» THE REQUEST:
Pull each line holding "value" out of the entries below.
══ DATA LISTING
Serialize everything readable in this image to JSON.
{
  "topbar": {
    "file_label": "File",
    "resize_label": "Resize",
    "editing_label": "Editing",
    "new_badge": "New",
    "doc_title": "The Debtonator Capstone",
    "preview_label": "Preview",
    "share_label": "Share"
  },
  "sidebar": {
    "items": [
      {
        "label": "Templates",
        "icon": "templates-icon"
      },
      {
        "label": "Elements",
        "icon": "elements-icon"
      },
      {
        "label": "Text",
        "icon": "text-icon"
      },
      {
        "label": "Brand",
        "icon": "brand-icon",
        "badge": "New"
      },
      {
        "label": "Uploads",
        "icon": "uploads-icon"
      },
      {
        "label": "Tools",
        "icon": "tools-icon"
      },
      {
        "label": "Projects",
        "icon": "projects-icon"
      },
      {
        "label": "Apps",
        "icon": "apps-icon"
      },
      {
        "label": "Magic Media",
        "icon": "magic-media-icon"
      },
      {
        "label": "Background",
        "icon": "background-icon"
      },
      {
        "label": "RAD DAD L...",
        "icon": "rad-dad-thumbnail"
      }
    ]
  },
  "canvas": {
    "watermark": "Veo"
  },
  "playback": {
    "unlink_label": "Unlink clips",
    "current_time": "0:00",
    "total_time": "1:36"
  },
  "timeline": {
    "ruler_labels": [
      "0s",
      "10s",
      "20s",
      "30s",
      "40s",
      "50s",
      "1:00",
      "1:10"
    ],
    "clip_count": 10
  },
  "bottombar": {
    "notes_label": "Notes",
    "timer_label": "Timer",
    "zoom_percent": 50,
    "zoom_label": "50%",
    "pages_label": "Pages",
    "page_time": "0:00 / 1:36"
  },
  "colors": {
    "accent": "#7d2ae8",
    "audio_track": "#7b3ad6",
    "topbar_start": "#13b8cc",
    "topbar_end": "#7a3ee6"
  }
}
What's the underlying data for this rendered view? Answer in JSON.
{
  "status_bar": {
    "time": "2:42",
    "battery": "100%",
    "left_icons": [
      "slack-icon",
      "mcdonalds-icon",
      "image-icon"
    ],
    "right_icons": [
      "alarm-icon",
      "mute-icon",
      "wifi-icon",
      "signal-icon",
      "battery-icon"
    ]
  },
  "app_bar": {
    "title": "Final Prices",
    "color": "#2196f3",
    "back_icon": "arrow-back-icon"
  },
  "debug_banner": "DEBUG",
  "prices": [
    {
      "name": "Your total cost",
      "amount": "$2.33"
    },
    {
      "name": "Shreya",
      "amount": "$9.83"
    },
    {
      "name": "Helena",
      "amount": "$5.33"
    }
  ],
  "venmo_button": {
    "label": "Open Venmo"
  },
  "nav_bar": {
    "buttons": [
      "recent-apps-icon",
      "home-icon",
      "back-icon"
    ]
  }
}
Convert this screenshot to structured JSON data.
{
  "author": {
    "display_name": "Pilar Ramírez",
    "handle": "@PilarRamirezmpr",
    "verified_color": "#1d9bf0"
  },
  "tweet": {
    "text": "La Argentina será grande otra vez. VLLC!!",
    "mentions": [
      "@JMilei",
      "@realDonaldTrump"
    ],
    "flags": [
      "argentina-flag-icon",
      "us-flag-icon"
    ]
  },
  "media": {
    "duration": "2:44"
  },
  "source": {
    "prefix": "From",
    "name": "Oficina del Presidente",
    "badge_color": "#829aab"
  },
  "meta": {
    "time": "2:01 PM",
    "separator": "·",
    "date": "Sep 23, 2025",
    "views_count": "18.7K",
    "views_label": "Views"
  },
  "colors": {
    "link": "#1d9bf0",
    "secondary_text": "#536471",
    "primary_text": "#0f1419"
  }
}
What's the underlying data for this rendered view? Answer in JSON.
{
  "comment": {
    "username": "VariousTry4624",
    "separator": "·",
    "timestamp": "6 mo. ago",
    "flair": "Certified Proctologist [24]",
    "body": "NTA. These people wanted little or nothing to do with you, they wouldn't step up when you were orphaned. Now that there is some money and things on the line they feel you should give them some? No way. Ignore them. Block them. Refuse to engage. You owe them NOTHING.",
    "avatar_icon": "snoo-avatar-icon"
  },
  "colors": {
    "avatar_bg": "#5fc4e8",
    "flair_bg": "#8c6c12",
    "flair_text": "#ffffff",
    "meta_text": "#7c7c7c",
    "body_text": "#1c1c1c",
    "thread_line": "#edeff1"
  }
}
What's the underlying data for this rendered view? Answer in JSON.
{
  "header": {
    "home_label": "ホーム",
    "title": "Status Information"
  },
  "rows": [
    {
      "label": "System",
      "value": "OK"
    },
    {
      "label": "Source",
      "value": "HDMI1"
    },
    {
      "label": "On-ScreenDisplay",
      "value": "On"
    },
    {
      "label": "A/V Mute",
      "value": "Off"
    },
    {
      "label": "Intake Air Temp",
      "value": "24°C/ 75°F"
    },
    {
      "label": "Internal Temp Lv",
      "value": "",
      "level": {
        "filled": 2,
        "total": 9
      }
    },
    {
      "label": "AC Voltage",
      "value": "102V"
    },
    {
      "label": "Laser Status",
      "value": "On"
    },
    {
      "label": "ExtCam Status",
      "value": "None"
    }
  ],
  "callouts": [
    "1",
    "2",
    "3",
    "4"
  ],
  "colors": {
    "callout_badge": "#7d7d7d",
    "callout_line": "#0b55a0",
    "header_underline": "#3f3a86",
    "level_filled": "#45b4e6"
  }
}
════
» RESPONSE TO THIS TASK:
      "value": "OK"
      "value": "HDMI1"
      "value": "On"
      "value": "Off"
      "value": "24°C/ 75°F"
      "value": "",
      "value": "102V"
      "value": "On"
      "value": "None"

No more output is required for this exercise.